§ INFORMATION SUPPLIED:
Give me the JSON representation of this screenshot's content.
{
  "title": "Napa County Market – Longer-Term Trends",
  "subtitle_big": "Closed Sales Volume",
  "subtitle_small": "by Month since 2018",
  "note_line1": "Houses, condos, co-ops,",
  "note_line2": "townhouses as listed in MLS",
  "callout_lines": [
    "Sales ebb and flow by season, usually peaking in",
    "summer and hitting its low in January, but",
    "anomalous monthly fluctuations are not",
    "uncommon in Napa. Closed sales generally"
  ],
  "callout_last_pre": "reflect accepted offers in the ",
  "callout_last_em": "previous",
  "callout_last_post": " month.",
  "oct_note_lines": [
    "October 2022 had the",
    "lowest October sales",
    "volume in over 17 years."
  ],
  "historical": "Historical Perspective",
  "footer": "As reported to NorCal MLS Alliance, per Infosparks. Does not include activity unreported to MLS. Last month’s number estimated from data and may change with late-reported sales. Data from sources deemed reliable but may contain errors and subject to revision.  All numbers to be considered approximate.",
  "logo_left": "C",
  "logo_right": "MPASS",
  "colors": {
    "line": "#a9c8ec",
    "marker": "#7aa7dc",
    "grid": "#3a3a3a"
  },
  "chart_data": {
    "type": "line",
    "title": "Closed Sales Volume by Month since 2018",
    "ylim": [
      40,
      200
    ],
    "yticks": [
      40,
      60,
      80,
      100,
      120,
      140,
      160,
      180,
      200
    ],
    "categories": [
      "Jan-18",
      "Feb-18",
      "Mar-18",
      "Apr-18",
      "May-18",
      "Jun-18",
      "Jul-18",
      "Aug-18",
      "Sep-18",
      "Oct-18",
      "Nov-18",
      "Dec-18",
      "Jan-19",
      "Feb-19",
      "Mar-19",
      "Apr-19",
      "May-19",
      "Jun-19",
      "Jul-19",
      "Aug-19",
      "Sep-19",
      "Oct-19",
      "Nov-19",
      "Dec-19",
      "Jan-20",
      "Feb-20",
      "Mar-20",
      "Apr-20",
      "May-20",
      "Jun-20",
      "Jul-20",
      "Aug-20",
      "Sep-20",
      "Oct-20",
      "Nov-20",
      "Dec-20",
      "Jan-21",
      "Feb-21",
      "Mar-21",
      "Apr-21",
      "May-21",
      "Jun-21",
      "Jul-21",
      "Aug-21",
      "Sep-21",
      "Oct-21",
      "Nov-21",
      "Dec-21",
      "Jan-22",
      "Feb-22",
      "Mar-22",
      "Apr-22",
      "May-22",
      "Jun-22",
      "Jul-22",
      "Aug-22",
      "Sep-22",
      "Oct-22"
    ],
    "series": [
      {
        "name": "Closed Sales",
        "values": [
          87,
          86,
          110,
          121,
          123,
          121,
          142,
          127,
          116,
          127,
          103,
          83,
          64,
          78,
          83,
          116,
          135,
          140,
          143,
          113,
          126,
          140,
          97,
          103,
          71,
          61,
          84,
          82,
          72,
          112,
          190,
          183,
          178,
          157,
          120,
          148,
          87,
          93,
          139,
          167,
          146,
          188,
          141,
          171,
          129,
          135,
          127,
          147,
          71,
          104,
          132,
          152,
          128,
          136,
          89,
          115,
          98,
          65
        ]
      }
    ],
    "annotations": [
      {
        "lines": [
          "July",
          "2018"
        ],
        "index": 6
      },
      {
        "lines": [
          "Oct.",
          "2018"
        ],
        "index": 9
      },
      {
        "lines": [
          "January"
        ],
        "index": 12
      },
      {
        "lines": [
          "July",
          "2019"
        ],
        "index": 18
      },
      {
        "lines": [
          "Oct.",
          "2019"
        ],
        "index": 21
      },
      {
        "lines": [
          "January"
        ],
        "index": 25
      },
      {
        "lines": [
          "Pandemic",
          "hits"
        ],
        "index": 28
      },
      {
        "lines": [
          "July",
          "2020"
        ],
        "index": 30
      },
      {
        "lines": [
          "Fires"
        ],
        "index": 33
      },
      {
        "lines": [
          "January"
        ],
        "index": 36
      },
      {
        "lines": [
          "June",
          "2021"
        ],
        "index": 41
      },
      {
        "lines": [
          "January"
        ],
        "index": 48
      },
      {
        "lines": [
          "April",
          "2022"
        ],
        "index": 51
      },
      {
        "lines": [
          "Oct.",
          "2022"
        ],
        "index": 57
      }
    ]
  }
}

§ GOAL:
Write the listing out again, exactly as shown above.

§ FULL ANSWER:
Give me the JSON representation of this screenshot's content.
{
  "title": "Napa County Market – Longer-Term Trends",
  "subtitle_big": "Closed Sales Volume",
  "subtitle_small": "by Month since 2018",
  "note_line1": "Houses, condos, co-ops,",
  "note_line2": "townhouses as listed in MLS",
  "callout_lines": [
    "Sales ebb and flow by season, usually peaking in",
    "summer and hitting its low in January, but",
    "anomalous monthly fluctuations are not",
    "uncommon in Napa. Closed sales generally"
  ],
  "callout_last_pre": "reflect accepted offers in the ",
  "callout_last_em": "previous",
  "callout_last_post": " month.",
  "oct_note_lines": [
    "October 2022 had the",
    "lowest October sales",
    "volume in over 17 years."
  ],
  "historical": "Historical Perspective",
  "footer": "As reported to NorCal MLS Alliance, per Infosparks. Does not include activity unreported to MLS. Last month’s number estimated from data and may change with late-reported sales. Data from sources deemed reliable but may contain errors and subject to revision.  All numbers to be considered approximate.",
  "logo_left": "C",
  "logo_right": "MPASS",
  "colors": {
    "line": "#a9c8ec",
    "marker": "#7aa7dc",
    "grid": "#3a3a3a"
  },
  "chart_data": {
    "type": "line",
    "title": "Closed Sales Volume by Month since 2018",
    "ylim": [
      40,
      200
    ],
    "yticks": [
      40,
      60,
      80,
      100,
      120,
      140,
      160,
      180,
      200
    ],
    "categories": [
      "Jan-18",
      "Feb-18",
      "Mar-18",
      "Apr-18",
      "May-18",
      "Jun-18",
      "Jul-18",
      "Aug-18",
      "Sep-18",
      "Oct-18",
      "Nov-18",
      "Dec-18",
      "Jan-19",
      "Feb-19",
      "Mar-19",
      "Apr-19",
      "May-19",
      "Jun-19",
      "Jul-19",
      "Aug-19",
      "Sep-19",
      "Oct-19",
      "Nov-19",
      "Dec-19",
      "Jan-20",
      "Feb-20",
      "Mar-20",
      "Apr-20",
      "May-20",
      "Jun-20",
      "Jul-20",
      "Aug-20",
      "Sep-20",
      "Oct-20",
      "Nov-20",
      "Dec-20",
      "Jan-21",
      "Feb-21",
      "Mar-21",
      "Apr-21",
      "May-21",
      "Jun-21",
      "Jul-21",
      "Aug-21",
      "Sep-21",
      "Oct-21",
      "Nov-21",
      "Dec-21",
      "Jan-22",
      "Feb-22",
      "Mar-22",
      "Apr-22",
      "May-22",
      "Jun-22",
      "Jul-22",
      "Aug-22",
      "Sep-22",
      "Oct-22"
    ],
    "series": [
      {
        "name": "Closed Sales",
        "values": [
          87,
          86,
          110,
          121,
          123,
          121,
          142,
          127,
          116,
          127,
          103,
          83,
          64,
          78,
          83,
          116,
          135,
          140,
          143,
          113,
          126,
          140,
          97,
          103,
          71,
          61,
          84,
          82,
          72,
          112,
          190,
          183,
          178,
          157,
          120,
          148,
          87,
          93,
          139,
          167,
          146,
          188,
          141,
          171,
          129,
          135,
          127,
          147,
          71,
          104,
          132,
          152,
          128,
          136,
          89,
          115,
          98,
          65
        ]
      }
    ],
    "annotations": [
      {
        "lines": [
          "July",
          "2018"
        ],
        "index": 6
      },
      {
        "lines": [
          "Oct.",
          "2018"
        ],
        "index": 9
      },
      {
        "lines": [
          "January"
        ],
        "index": 12
      },
      {
        "lines": [
          "July",
          "2019"
        ],
        "index": 18
      },
      {
        "lines": [
          "Oct.",
          "2019"
        ],
        "index": 21
      },
      {
        "lines": [
          "January"
        ],
        "index": 25
      },
      {
        "lines": [
          "Pandemic",
          "hits"
        ],
        "index": 28
      },
      {
        "lines": [
          "July",
          "2020"
        ],
        "index": 30
      },
      {
        "lines": [
          "Fires"
        ],
        "index": 33
      },
      {
        "lines": [
          "January"
        ],
        "index": 36
      },
      {
        "lines": [
          "June",
          "2021"
        ],
        "index": 41
      },
      {
        "lines": [
          "January"
        ],
        "index": 48
      },
      {
        "lines": [
          "April",
          "2022"
        ],
        "index": 51
      },
      {
        "lines": [
          "Oct.",
          "2022"
        ],
        "index": 57
      }
    ]
  }
}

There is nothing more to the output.